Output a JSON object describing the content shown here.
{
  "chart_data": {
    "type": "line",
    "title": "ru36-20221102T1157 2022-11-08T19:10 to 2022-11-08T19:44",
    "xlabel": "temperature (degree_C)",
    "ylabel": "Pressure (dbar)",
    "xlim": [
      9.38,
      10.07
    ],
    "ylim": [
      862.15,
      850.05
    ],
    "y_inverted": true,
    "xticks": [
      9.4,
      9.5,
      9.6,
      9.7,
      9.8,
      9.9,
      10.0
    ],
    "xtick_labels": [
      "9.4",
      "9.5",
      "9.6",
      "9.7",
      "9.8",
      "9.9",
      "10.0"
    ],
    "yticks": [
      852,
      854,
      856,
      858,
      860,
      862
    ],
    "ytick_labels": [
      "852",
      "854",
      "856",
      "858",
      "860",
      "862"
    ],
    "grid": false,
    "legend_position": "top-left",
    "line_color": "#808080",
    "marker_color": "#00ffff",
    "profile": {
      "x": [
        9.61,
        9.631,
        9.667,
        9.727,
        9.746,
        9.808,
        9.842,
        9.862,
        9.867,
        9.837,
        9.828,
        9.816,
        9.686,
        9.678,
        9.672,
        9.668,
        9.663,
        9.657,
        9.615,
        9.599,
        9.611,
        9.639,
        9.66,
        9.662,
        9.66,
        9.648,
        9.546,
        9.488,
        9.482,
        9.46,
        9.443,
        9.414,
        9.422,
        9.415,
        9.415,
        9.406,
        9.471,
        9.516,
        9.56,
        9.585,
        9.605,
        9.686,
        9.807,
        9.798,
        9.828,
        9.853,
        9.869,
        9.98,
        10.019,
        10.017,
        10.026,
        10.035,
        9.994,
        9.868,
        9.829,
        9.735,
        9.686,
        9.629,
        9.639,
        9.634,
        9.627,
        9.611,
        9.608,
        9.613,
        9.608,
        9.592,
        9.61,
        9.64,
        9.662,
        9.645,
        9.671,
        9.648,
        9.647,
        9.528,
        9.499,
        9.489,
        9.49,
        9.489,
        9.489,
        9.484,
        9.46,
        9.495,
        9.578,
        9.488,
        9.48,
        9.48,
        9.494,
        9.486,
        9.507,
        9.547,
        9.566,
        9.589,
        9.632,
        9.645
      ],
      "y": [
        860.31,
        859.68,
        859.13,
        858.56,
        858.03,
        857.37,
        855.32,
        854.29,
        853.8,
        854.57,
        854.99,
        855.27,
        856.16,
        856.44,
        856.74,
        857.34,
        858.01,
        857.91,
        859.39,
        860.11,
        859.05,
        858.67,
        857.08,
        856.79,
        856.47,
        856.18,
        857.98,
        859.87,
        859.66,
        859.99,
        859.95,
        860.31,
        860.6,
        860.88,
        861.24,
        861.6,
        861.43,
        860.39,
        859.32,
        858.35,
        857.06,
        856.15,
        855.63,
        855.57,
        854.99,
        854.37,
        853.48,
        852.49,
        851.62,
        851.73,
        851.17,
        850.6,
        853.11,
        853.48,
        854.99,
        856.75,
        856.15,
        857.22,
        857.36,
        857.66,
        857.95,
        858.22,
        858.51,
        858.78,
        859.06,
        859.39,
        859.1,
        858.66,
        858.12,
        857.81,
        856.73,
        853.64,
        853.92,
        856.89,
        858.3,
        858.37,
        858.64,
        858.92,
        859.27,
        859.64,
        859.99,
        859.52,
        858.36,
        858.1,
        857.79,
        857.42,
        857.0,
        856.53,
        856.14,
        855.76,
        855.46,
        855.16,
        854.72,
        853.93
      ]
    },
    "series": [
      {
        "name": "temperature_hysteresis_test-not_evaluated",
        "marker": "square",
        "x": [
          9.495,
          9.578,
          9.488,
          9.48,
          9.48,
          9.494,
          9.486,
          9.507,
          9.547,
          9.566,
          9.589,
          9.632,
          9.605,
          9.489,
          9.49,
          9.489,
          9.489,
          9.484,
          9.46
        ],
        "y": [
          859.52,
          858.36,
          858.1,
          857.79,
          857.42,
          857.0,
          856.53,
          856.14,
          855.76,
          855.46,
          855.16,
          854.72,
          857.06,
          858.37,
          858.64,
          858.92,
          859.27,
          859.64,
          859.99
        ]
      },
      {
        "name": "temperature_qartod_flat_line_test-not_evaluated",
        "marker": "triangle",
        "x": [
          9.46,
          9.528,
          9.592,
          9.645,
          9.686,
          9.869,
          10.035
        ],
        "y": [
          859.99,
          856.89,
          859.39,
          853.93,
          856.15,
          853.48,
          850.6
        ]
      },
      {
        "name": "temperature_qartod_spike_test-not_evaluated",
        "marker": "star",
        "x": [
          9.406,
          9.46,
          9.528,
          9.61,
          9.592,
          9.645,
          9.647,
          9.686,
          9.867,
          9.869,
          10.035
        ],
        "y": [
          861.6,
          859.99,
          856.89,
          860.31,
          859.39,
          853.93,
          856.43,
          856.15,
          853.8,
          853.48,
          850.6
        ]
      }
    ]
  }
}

# INSTRUCTIONS FOR THE TASK
Return each line of the data exactly as written above.

# IN RESPONSE
Output a JSON object describing the content shown here.
{
  "chart_data": {
    "type": "line",
    "title": "ru36-20221102T1157 2022-11-08T19:10 to 2022-11-08T19:44",
    "xlabel": "temperature (degree_C)",
    "ylabel": "Pressure (dbar)",
    "xlim": [
      9.38,
      10.07
    ],
    "ylim": [
      862.15,
      850.05
    ],
    "y_inverted": true,
    "xticks": [
      9.4,
      9.5,
      9.6,
      9.7,
      9.8,
      9.9,
      10.0
    ],
    "xtick_labels": [
      "9.4",
      "9.5",
      "9.6",
      "9.7",
      "9.8",
      "9.9",
      "10.0"
    ],
    "yticks": [
      852,
      854,
      856,
      858,
      860,
      862
    ],
    "ytick_labels": [
      "852",
      "854",
      "856",
      "858",
      "860",
      "862"
    ],
    "grid": false,
    "legend_position": "top-left",
    "line_color": "#808080",
    "marker_color": "#00ffff",
    "profile": {
      "x": [
        9.61,
        9.631,
        9.667,
        9.727,
        9.746,
        9.808,
        9.842,
        9.862,
        9.867,
        9.837,
        9.828,
        9.816,
        9.686,
        9.678,
        9.672,
        9.668,
        9.663,
        9.657,
        9.615,
        9.599,
        9.611,
        9.639,
        9.66,
        9.662,
        9.66,
        9.648,
        9.546,
        9.488,
        9.482,
        9.46,
        9.443,
        9.414,
        9.422,
        9.415,
        9.415,
        9.406,
        9.471,
        9.516,
        9.56,
        9.585,
        9.605,
        9.686,
        9.807,
        9.798,
        9.828,
        9.853,
        9.869,
        9.98,
        10.019,
        10.017,
        10.026,
        10.035,
        9.994,
        9.868,
        9.829,
        9.735,
        9.686,
        9.629,
        9.639,
        9.634,
        9.627,
        9.611,
        9.608,
        9.613,
        9.608,
        9.592,
        9.61,
        9.64,
        9.662,
        9.645,
        9.671,
        9.648,
        9.647,
        9.528,
        9.499,
        9.489,
        9.49,
        9.489,
        9.489,
        9.484,
        9.46,
        9.495,
        9.578,
        9.488,
        9.48,
        9.48,
        9.494,
        9.486,
        9.507,
        9.547,
        9.566,
        9.589,
        9.632,
        9.645
      ],
      "y": [
        860.31,
        859.68,
        859.13,
        858.56,
        858.03,
        857.37,
        855.32,
        854.29,
        853.8,
        854.57,
        854.99,
        855.27,
        856.16,
        856.44,
        856.74,
        857.34,
        858.01,
        857.91,
        859.39,
        860.11,
        859.05,
        858.67,
        857.08,
        856.79,
        856.47,
        856.18,
        857.98,
        859.87,
        859.66,
        859.99,
        859.95,
        860.31,
        860.6,
        860.88,
        861.24,
        861.6,
        861.43,
        860.39,
        859.32,
        858.35,
        857.06,
        856.15,
        855.63,
        855.57,
        854.99,
        854.37,
        853.48,
        852.49,
        851.62,
        851.73,
        851.17,
        850.6,
        853.11,
        853.48,
        854.99,
        856.75,
        856.15,
        857.22,
        857.36,
        857.66,
        857.95,
        858.22,
        858.51,
        858.78,
        859.06,
        859.39,
        859.1,
        858.66,
        858.12,
        857.81,
        856.73,
        853.64,
        853.92,
        856.89,
        858.3,
        858.37,
        858.64,
        858.92,
        859.27,
        859.64,
        859.99,
        859.52,
        858.36,
        858.1,
        857.79,
        857.42,
        857.0,
        856.53,
        856.14,
        855.76,
        855.46,
        855.16,
        854.72,
        853.93
      ]
    },
    "series": [
      {
        "name": "temperature_hysteresis_test-not_evaluated",
        "marker": "square",
        "x": [
          9.495,
          9.578,
          9.488,
          9.48,
          9.48,
          9.494,
          9.486,
          9.507,
          9.547,
          9.566,
          9.589,
          9.632,
          9.605,
          9.489,
          9.49,
          9.489,
          9.489,
          9.484,
          9.46
        ],
        "y": [
          859.52,
          858.36,
          858.1,
          857.79,
          857.42,
          857.0,
          856.53,
          856.14,
          855.76,
          855.46,
          855.16,
          854.72,
          857.06,
          858.37,
          858.64,
          858.92,
          859.27,
          859.64,
          859.99
        ]
      },
      {
        "name": "temperature_qartod_flat_line_test-not_evaluated",
        "marker": "triangle",
        "x": [
          9.46,
          9.528,
          9.592,
          9.645,
          9.686,
          9.869,
          10.035
        ],
        "y": [
          859.99,
          856.89,
          859.39,
          853.93,
          856.15,
          853.48,
          850.6
        ]
      },
      {
        "name": "temperature_qartod_spike_test-not_evaluated",
        "marker": "star",
        "x": [
          9.406,
          9.46,
          9.528,
          9.61,
          9.592,
          9.645,
          9.647,
          9.686,
          9.867,
          9.869,
          10.035
        ],
        "y": [
          861.6,
          859.99,
          856.89,
          860.31,
          859.39,
          853.93,
          856.43,
          856.15,
          853.8,
          853.48,
          850.6
        ]
      }
    ]
  }
}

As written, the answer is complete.